Task to complete ->
Extract the complete listing and repeat it word for word.

Stored items ->
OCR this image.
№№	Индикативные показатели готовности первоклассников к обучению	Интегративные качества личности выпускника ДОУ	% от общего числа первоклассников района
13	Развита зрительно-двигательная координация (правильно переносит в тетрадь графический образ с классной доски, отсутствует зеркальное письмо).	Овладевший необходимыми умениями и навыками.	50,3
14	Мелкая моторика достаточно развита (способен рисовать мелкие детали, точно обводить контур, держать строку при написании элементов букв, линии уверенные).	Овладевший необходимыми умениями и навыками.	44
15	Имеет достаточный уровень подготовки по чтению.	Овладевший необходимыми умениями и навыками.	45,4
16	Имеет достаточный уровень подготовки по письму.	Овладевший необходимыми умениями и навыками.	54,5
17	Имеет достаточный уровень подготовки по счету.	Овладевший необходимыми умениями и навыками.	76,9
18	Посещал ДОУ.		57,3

Answer to this task ->
OCR this image.
№№	Индикативные показатели готовности первоклассников к обучению	Интегративные качества личности выпускника ДОУ	% от общего числа первоклассников района
13	Развита зрительно-двигательная координация (правильно переносит в тетрадь графический образ с классной доски, отсутствует зеркальное письмо).	Овладевший необходимыми умениями и навыками.	50,3
14	Мелкая моторика достаточно развита (способен рисовать мелкие детали, точно обводить контур, держать строку при написании элементов букв, линии уверенные).	Овладевший необходимыми умениями и навыками.	44
15	Имеет достаточный уровень подготовки по чтению.	Овладевший необходимыми умениями и навыками.	45,4
16	Имеет достаточный уровень подготовки по письму.	Овладевший необходимыми умениями и навыками.	54,5
17	Имеет достаточный уровень подготовки по счету.	Овладевший необходимыми умениями и навыками.	76,9
18	Посещал ДОУ.		57,3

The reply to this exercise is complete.